- [What is needed] Write out each line that follows exactly as it stands, without the pictures.

- [Saved entries]
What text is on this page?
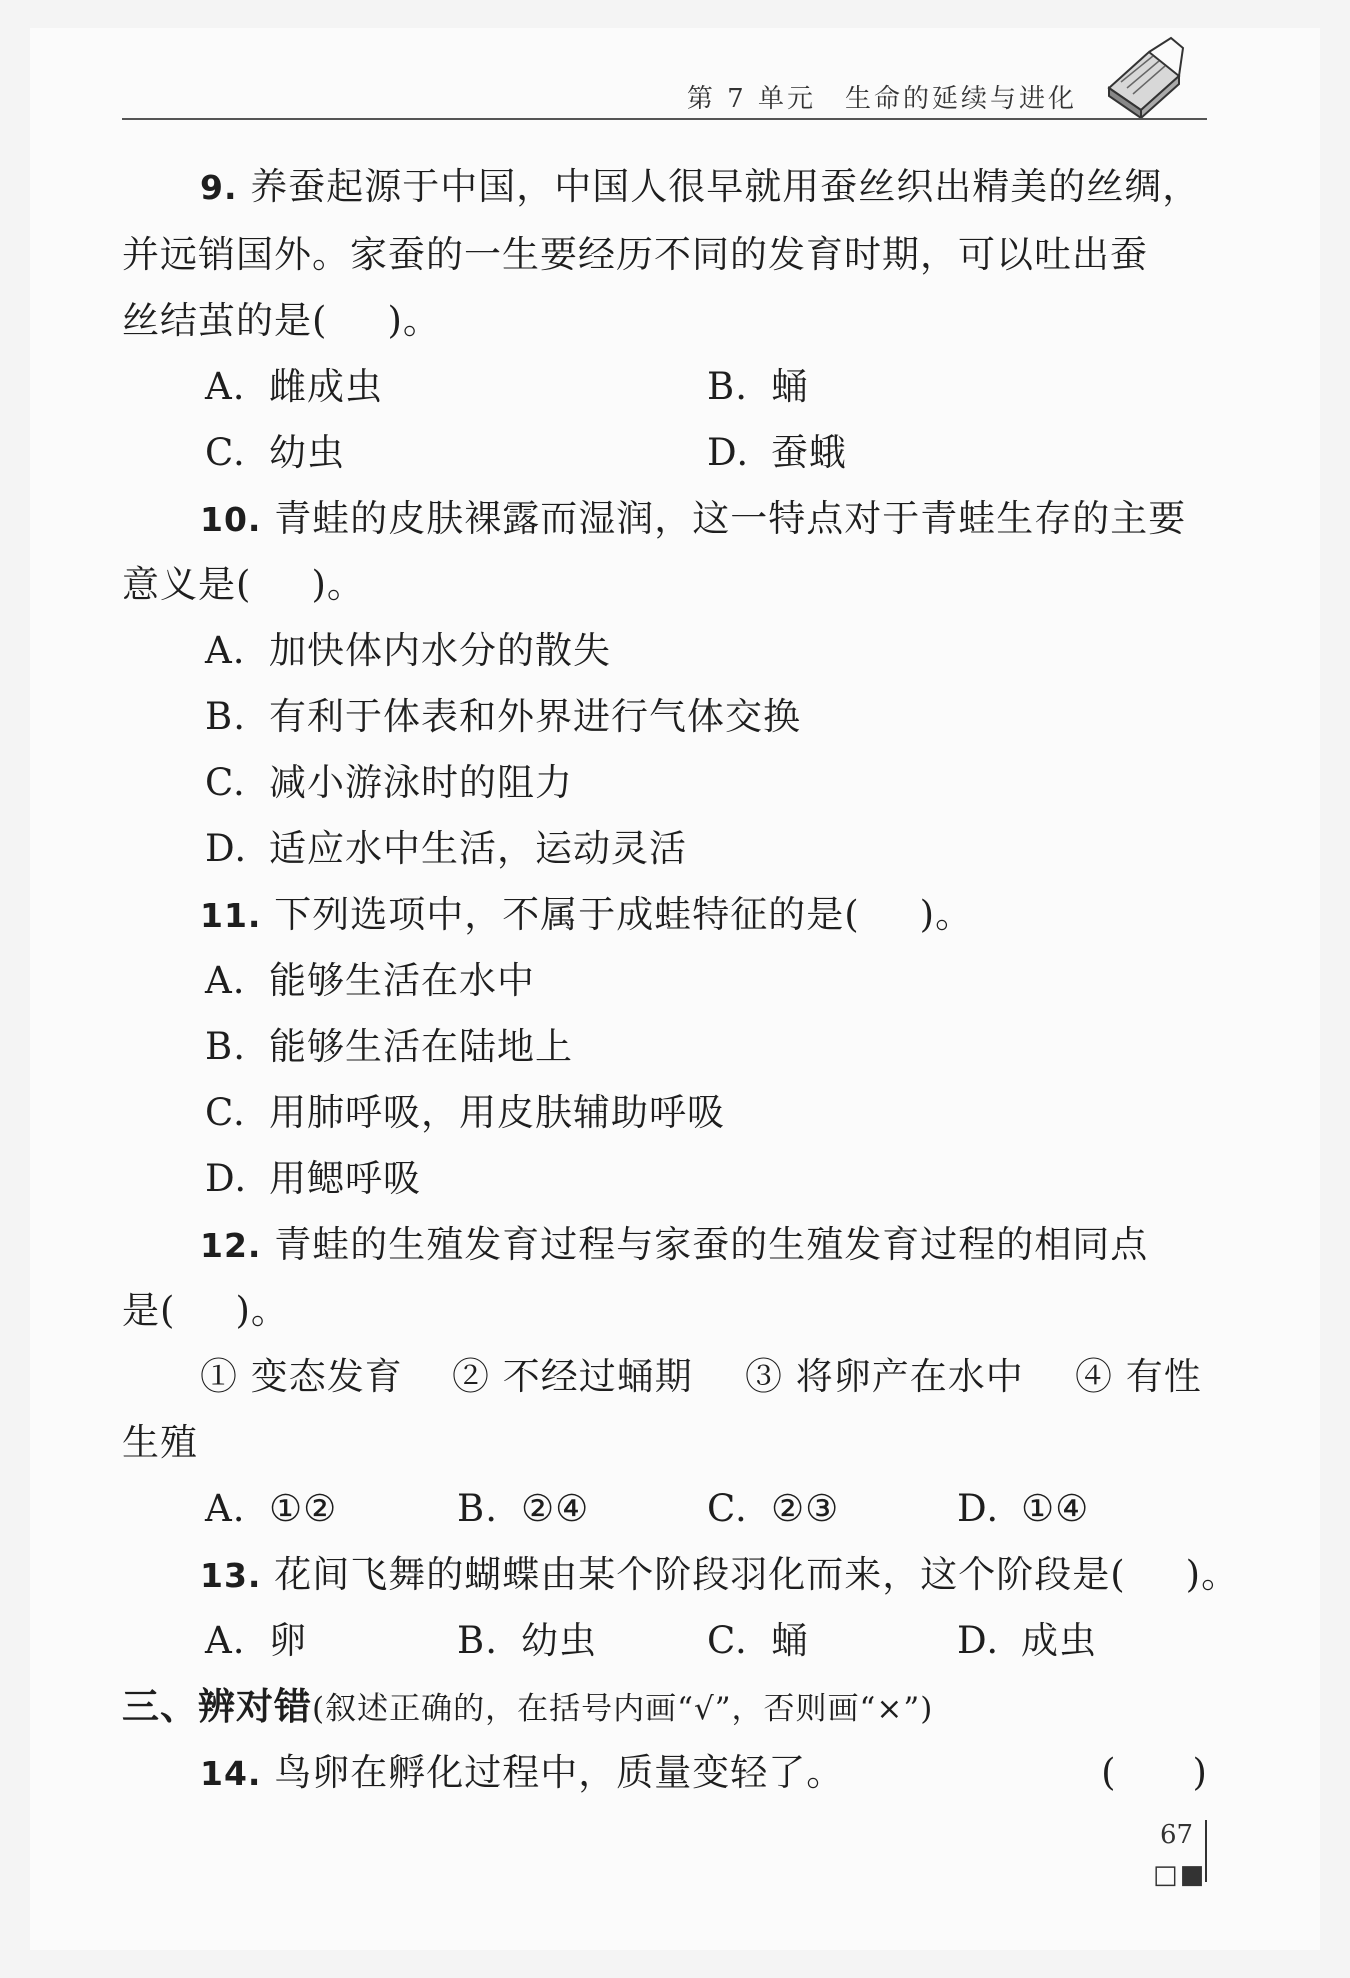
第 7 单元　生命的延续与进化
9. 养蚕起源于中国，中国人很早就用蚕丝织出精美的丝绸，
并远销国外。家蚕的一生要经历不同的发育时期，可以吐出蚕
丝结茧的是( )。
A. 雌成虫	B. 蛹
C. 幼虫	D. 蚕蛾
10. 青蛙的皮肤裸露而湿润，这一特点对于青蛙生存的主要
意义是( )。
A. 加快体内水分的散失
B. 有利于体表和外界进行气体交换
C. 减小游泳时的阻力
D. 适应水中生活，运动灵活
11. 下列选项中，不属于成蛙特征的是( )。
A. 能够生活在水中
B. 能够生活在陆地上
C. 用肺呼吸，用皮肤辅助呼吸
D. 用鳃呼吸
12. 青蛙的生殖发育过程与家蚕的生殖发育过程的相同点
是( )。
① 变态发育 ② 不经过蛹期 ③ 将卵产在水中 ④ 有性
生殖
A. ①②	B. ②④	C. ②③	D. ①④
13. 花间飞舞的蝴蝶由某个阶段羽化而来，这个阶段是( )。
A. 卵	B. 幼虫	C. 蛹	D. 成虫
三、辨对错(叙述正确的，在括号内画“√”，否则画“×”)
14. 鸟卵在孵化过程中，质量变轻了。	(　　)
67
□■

- [Result for this exercise]
What text is on this page?
第 7 单元　生命的延续与进化
9. 养蚕起源于中国，中国人很早就用蚕丝织出精美的丝绸，
并远销国外。家蚕的一生要经历不同的发育时期，可以吐出蚕
丝结茧的是( )。
A. 雌成虫	B. 蛹
C. 幼虫	D. 蚕蛾
10. 青蛙的皮肤裸露而湿润，这一特点对于青蛙生存的主要
意义是( )。
A. 加快体内水分的散失
B. 有利于体表和外界进行气体交换
C. 减小游泳时的阻力
D. 适应水中生活，运动灵活
11. 下列选项中，不属于成蛙特征的是( )。
A. 能够生活在水中
B. 能够生活在陆地上
C. 用肺呼吸，用皮肤辅助呼吸
D. 用鳃呼吸
12. 青蛙的生殖发育过程与家蚕的生殖发育过程的相同点
是( )。
① 变态发育 ② 不经过蛹期 ③ 将卵产在水中 ④ 有性
生殖
A. ①②	B. ②④	C. ②③	D. ①④
13. 花间飞舞的蝴蝶由某个阶段羽化而来，这个阶段是( )。
A. 卵	B. 幼虫	C. 蛹	D. 成虫
三、辨对错(叙述正确的，在括号内画“√”，否则画“×”)
14. 鸟卵在孵化过程中，质量变轻了。	(　　)
67
□■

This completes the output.